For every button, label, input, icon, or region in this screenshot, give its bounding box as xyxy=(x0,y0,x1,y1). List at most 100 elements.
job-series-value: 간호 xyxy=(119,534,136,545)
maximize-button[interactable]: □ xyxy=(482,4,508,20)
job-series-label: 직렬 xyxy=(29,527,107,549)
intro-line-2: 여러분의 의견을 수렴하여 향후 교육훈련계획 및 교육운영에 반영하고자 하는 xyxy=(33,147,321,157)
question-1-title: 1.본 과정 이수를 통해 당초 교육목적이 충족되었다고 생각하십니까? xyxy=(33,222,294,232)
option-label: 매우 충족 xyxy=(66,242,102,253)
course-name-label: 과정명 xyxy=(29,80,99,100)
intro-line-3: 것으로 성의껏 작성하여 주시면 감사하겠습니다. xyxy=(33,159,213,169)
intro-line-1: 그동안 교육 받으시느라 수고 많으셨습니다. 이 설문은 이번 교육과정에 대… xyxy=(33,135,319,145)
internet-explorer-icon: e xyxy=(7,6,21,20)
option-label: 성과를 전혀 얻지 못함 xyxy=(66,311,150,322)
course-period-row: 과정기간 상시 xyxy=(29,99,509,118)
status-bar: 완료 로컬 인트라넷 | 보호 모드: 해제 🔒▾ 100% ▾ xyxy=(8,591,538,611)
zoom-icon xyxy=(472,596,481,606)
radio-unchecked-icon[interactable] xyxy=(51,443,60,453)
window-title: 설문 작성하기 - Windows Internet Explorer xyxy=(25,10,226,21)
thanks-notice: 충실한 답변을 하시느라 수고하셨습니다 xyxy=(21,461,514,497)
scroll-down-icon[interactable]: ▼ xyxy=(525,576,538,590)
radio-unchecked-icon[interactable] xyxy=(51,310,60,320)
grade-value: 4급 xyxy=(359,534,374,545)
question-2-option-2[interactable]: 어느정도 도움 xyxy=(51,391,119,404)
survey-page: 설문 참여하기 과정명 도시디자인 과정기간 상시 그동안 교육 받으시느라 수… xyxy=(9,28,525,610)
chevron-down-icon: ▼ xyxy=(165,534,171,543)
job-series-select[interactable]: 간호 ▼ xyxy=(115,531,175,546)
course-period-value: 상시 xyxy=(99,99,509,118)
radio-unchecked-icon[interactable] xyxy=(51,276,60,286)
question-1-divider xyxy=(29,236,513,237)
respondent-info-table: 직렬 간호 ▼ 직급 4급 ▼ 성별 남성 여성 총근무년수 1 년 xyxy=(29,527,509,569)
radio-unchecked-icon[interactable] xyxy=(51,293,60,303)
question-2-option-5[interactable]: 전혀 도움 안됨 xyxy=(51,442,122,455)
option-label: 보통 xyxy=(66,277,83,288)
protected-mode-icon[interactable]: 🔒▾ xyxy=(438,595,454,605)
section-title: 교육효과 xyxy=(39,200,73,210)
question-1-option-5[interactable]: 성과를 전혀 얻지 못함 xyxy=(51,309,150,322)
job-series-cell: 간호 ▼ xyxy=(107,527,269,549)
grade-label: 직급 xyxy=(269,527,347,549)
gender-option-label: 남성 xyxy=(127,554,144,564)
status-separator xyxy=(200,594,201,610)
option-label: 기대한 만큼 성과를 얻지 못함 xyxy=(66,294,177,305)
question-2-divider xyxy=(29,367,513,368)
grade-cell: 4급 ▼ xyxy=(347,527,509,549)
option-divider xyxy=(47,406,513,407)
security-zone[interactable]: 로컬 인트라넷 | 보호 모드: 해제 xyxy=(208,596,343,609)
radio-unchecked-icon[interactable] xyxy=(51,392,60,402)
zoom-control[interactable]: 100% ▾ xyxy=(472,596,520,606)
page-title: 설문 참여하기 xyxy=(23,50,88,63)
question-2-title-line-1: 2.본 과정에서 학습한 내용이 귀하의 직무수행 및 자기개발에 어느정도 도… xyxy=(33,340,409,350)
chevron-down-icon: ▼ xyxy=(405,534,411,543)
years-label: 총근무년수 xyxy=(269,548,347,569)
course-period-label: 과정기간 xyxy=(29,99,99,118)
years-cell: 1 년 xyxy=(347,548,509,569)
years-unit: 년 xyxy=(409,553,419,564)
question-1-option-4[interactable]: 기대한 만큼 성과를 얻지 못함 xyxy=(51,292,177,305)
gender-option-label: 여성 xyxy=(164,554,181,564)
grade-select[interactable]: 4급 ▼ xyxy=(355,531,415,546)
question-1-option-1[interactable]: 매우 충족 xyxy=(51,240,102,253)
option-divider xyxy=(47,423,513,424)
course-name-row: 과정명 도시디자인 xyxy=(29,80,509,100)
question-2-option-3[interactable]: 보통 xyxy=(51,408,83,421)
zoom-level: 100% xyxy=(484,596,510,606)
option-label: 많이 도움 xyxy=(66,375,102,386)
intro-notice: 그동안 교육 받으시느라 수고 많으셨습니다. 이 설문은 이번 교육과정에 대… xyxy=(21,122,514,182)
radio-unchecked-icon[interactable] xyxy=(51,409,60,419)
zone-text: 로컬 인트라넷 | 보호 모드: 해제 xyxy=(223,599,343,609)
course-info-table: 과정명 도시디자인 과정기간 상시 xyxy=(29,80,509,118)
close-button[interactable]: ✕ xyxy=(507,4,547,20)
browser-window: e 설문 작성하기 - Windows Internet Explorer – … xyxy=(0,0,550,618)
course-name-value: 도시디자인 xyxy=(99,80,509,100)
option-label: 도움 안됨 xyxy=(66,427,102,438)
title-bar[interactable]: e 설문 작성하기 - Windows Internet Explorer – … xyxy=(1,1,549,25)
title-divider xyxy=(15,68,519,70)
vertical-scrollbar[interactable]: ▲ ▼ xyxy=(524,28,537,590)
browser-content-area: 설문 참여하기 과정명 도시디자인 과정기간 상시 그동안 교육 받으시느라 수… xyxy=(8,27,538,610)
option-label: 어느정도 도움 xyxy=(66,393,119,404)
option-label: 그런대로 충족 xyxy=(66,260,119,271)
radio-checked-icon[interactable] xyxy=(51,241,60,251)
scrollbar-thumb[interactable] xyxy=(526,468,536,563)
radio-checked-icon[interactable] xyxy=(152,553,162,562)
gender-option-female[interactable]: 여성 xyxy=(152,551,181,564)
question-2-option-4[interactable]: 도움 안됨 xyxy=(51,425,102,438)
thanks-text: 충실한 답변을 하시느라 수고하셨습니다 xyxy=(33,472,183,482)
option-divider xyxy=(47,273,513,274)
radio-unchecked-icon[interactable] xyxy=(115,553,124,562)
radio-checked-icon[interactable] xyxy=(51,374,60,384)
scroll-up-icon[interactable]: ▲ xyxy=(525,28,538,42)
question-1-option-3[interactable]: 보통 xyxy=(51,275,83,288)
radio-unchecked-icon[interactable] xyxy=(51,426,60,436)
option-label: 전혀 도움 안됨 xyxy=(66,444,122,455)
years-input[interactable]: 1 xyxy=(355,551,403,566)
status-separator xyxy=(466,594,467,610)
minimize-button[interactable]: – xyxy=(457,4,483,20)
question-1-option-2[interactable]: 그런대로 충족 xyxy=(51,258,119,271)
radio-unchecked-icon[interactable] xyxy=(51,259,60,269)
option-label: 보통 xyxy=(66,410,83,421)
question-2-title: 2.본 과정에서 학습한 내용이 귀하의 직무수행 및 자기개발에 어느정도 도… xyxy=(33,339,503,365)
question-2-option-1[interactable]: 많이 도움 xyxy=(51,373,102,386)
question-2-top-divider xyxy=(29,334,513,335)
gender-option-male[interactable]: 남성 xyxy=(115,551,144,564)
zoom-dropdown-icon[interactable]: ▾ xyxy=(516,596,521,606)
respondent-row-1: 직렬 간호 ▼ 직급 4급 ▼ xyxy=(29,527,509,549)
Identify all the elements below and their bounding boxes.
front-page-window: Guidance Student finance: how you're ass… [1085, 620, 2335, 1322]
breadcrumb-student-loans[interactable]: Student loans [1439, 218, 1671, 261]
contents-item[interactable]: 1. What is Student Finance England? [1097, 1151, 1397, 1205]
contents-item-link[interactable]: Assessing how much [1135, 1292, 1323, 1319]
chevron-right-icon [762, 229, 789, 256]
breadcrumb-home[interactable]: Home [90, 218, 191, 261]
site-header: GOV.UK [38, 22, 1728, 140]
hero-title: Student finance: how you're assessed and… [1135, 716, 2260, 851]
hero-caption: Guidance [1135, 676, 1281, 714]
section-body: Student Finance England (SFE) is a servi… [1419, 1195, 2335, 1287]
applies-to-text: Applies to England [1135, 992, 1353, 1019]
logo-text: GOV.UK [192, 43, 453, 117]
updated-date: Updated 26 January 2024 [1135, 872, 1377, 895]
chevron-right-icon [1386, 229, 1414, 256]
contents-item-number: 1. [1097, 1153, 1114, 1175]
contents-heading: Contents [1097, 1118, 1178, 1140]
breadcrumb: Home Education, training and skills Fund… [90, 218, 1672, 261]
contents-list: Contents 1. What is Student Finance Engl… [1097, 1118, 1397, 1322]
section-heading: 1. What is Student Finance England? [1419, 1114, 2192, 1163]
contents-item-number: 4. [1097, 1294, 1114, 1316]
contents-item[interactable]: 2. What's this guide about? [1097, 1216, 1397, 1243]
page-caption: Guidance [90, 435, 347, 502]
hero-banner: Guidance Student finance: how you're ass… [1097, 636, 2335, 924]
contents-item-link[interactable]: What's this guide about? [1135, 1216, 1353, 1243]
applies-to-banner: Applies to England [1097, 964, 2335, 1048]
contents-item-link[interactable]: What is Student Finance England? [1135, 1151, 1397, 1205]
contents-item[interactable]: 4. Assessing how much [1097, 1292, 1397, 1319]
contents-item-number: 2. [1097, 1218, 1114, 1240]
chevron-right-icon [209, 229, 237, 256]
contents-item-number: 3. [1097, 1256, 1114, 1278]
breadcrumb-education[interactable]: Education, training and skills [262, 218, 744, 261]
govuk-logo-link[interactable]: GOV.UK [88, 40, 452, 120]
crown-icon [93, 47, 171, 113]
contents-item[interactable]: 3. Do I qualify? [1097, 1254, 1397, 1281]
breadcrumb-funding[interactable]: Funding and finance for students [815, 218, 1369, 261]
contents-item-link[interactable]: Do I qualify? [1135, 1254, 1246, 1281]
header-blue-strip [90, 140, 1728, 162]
*****
- **Problem**: Please reproduce the material from its first line up to and including the line with "radio-unchecked-icon[interactable] xyxy=(51,293,60,303)", switching "option-label" to "choice-label" and leaving everything else unchanged.

- **Answer to this problem**:
For every button, label, input, icon, or region in this screenshot, give its bounding box as xyxy=(x0,y0,x1,y1). List at most 100 elements.
job-series-value: 간호 xyxy=(119,534,136,545)
maximize-button[interactable]: □ xyxy=(482,4,508,20)
job-series-label: 직렬 xyxy=(29,527,107,549)
intro-line-2: 여러분의 의견을 수렴하여 향후 교육훈련계획 및 교육운영에 반영하고자 하는 xyxy=(33,147,321,157)
question-1-title: 1.본 과정 이수를 통해 당초 교육목적이 충족되었다고 생각하십니까? xyxy=(33,222,294,232)
choice-label: 매우 충족 xyxy=(66,242,102,253)
course-name-label: 과정명 xyxy=(29,80,99,100)
intro-line-3: 것으로 성의껏 작성하여 주시면 감사하겠습니다. xyxy=(33,159,213,169)
intro-line-1: 그동안 교육 받으시느라 수고 많으셨습니다. 이 설문은 이번 교육과정에 대… xyxy=(33,135,319,145)
internet-explorer-icon: e xyxy=(7,6,21,20)
choice-label: 성과를 전혀 얻지 못함 xyxy=(66,311,150,322)
course-period-row: 과정기간 상시 xyxy=(29,99,509,118)
status-bar: 완료 로컬 인트라넷 | 보호 모드: 해제 🔒▾ 100% ▾ xyxy=(8,591,538,611)
zoom-icon xyxy=(472,596,481,606)
radio-unchecked-icon[interactable] xyxy=(51,443,60,453)
window-title: 설문 작성하기 - Windows Internet Explorer xyxy=(25,10,226,21)
thanks-notice: 충실한 답변을 하시느라 수고하셨습니다 xyxy=(21,461,514,497)
scroll-down-icon[interactable]: ▼ xyxy=(525,576,538,590)
radio-unchecked-icon[interactable] xyxy=(51,310,60,320)
grade-value: 4급 xyxy=(359,534,374,545)
question-2-option-2[interactable]: 어느정도 도움 xyxy=(51,391,119,404)
survey-page: 설문 참여하기 과정명 도시디자인 과정기간 상시 그동안 교육 받으시느라 수… xyxy=(9,28,525,610)
chevron-down-icon: ▼ xyxy=(165,534,171,543)
job-series-select[interactable]: 간호 ▼ xyxy=(115,531,175,546)
course-period-value: 상시 xyxy=(99,99,509,118)
radio-unchecked-icon[interactable] xyxy=(51,276,60,286)
question-1-divider xyxy=(29,236,513,237)
respondent-info-table: 직렬 간호 ▼ 직급 4급 ▼ 성별 남성 여성 총근무년수 1 년 xyxy=(29,527,509,569)
radio-unchecked-icon[interactable] xyxy=(51,293,60,303)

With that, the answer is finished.